• **Document extract**:
>>
Hiring Of Foreign IT Professionals Enters New Phase In Japan
Recruiting of foreign IT professionals is growing in Japan, with JobStreet Corp., the largest online employment agency in Southeast Asia, poised to enter the market by recruiting foreign engineers on behalf of local companies. JobStreet intends to establish a Japanese unit in October jointly with a local firm that specializes in placing IT engineers, with plans to start doing business in November. The Malaysian firm will be the first job agency from Southeast Asia to expand into Japan. The local entity will receive orders from companies and either provide candidates for them to hire or dispatch workers as temporary staff. The firm will also handle visa applications and other required documentation. JobStreet, which is listed on the Bursa Malaysia stock exchange, and its group firms currently do business in seven Asian countries, including India and the Philippines. A total of 4.2 million engineers in India, Taiwan and elsewhere have registered with the firm through its JobStreet.com Web site. Statistics compiled by the Labor Ministry show that the ratio of job offers to job seekers for data processing technicians stood at 3.41 in June. Workers experienced in developing video cameras and other digital appliances as well as those who can design robots and electronic circuits are in particularly short supply. However, foreign technicians must meet stringent conditions to work in Japan, including having at least 10 years of experience. In March, the Japan Business Federation, also known as Nippon Keidanren, requested that the government loosen the requirements. Temporary staff agency Human Resocia Co. is trying to meet the growing demand for foreign engineers by partnering with schools and other entities in China, India, the Philippines and Vietnam. It began recruiting engineers in those countries last year. The firm has obtained jobs for only 12 people in Japan so far, including machinery design engineers, but aims to boost that to 100 by March 2009. Major job agency Tempstaff Co. is also considering recruiting foreign engineers. "The domestic supply (of engineers) is not sufficient to meet demand, so we want to broaden our recruiting channels," a company official said. (The Nihon Keizai Shimbun, August 09, 2007)
<<
Entries drawn from a collection:
>>
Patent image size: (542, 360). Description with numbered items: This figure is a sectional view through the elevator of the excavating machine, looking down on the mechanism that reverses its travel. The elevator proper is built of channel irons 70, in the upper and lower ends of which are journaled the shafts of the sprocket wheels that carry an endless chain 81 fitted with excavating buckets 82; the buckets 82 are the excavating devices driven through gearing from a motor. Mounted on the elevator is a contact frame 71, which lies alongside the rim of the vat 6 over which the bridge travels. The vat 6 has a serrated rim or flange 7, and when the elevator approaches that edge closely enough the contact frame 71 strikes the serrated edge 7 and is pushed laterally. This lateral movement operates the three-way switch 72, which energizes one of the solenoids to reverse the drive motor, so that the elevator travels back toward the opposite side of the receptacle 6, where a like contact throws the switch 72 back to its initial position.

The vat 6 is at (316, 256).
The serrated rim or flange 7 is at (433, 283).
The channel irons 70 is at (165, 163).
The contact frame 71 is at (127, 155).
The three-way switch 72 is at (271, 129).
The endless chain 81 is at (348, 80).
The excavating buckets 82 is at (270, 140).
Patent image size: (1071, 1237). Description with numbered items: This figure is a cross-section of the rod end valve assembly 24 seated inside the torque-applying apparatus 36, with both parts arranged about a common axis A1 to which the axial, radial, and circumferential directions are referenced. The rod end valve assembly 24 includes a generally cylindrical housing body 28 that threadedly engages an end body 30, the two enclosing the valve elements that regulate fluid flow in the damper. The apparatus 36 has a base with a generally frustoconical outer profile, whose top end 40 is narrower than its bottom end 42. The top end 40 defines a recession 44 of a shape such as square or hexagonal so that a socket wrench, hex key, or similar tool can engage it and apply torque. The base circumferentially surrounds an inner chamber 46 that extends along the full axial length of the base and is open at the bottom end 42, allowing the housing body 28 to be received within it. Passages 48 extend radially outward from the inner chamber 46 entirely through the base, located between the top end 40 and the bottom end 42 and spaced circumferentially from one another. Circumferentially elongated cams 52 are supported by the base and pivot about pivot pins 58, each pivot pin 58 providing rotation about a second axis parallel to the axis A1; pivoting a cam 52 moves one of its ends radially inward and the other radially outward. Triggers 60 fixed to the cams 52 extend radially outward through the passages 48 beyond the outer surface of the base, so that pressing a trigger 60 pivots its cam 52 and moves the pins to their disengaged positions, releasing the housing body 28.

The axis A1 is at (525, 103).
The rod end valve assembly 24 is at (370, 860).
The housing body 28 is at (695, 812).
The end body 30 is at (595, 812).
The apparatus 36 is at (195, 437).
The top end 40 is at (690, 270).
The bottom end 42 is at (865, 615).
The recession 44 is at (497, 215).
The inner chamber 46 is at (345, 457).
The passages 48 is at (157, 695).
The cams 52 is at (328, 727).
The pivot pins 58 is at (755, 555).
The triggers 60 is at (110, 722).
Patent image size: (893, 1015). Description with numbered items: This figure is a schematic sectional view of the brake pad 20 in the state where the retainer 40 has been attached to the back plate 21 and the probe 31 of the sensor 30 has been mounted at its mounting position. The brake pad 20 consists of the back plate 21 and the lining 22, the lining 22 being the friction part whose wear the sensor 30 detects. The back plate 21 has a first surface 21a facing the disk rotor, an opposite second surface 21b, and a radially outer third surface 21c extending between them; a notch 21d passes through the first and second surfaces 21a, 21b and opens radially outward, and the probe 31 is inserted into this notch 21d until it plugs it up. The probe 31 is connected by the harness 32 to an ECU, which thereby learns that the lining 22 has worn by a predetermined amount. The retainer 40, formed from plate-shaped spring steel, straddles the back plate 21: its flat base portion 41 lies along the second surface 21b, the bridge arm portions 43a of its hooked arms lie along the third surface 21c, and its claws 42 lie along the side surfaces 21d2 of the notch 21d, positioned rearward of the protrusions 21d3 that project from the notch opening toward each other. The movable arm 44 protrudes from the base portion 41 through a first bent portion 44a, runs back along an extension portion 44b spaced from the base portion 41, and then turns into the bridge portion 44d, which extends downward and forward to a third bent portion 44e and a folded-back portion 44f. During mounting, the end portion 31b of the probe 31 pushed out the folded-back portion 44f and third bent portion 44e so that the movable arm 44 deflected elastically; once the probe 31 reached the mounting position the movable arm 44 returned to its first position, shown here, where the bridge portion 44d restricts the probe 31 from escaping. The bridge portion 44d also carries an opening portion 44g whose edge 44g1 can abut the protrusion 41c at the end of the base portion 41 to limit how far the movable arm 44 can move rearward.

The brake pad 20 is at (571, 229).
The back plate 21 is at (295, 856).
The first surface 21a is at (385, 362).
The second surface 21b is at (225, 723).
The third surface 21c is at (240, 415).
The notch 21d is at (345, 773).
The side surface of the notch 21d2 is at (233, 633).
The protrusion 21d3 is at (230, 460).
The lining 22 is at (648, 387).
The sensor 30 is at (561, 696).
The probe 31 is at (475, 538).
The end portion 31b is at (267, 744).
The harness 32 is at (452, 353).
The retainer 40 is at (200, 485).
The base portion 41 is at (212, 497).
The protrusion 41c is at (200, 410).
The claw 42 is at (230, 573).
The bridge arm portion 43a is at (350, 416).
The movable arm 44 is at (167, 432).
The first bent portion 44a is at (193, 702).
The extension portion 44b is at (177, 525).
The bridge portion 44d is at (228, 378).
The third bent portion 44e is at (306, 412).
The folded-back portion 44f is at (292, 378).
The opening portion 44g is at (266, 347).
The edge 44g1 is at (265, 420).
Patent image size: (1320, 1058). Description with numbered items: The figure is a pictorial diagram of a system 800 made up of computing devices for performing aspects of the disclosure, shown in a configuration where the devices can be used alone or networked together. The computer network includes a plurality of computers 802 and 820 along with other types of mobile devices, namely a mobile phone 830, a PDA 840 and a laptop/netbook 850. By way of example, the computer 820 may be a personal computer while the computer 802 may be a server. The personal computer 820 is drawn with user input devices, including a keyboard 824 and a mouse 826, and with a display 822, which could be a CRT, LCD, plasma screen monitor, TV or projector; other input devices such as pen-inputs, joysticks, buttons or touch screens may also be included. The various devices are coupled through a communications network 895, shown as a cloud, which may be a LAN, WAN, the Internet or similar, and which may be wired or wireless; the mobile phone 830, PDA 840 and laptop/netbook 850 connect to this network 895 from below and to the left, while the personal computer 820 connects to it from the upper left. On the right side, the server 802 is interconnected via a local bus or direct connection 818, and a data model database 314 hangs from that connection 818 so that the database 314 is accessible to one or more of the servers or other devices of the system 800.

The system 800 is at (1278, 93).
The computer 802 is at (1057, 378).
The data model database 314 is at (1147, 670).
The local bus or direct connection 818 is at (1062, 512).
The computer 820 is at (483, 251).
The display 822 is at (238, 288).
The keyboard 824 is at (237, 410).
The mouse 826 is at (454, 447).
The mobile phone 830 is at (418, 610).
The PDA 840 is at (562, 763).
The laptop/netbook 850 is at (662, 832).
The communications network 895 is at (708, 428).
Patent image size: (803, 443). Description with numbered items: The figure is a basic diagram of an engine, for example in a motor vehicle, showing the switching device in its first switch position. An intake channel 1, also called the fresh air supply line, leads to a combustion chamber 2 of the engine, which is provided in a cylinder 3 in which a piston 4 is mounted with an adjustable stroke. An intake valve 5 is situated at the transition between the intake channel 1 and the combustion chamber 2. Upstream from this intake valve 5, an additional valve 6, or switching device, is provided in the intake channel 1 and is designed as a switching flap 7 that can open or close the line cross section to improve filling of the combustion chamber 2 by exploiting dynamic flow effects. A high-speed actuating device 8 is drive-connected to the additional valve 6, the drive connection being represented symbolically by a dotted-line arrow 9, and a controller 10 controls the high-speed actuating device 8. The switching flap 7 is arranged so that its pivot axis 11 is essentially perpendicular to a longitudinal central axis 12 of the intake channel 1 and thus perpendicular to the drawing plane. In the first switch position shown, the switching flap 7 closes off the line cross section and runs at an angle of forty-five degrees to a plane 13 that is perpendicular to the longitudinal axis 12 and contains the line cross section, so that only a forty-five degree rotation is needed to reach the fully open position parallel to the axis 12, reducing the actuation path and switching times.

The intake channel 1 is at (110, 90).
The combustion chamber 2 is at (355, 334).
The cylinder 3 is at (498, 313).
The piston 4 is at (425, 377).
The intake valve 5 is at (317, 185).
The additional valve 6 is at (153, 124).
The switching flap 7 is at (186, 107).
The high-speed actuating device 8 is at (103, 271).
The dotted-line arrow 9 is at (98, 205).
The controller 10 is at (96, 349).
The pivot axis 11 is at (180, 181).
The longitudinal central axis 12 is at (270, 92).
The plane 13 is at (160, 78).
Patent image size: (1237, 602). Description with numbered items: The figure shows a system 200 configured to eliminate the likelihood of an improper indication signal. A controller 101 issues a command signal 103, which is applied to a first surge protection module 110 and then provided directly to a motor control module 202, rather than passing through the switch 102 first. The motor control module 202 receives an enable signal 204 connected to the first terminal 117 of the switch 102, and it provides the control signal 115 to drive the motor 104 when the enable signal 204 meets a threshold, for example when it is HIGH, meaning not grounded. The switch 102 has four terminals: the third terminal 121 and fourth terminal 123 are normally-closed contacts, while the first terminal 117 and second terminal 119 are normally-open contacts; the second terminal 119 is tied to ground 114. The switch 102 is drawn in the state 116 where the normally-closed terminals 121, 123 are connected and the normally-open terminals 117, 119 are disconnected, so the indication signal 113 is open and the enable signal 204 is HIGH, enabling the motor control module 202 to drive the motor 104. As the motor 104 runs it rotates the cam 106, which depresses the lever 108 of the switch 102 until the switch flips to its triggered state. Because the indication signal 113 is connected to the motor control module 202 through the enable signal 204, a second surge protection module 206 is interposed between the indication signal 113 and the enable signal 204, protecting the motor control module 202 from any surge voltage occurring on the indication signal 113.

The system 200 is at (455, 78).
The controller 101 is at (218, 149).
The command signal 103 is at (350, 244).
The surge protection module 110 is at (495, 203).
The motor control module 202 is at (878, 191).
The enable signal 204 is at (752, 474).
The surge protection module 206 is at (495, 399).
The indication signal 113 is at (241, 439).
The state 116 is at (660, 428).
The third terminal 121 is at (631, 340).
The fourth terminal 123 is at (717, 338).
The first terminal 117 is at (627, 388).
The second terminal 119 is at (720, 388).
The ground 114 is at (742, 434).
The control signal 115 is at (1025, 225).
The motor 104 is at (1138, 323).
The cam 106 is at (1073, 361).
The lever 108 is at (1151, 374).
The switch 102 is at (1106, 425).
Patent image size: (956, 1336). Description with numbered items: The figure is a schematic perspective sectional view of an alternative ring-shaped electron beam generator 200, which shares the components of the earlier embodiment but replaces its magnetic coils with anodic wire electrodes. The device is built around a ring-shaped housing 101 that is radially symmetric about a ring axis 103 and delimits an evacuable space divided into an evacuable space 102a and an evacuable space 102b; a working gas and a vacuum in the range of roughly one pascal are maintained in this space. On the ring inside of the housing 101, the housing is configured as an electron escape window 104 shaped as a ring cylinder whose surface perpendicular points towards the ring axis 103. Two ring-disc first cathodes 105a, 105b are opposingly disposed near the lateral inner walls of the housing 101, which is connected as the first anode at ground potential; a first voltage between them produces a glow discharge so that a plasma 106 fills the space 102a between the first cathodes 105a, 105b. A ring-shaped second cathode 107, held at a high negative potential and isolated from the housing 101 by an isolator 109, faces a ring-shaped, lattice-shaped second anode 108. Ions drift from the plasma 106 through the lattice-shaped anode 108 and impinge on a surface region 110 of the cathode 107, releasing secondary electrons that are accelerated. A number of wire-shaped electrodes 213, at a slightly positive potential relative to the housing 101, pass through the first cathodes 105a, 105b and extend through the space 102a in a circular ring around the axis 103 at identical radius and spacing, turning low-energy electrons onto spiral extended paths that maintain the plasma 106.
<<
• **What to do**: In the article on hiring foreign IT professionals in Japan, how much experience must foreign technicians have at minimum to work in Japan? These rows were taken from a separate source.

• **Answer area**: At least 10 years.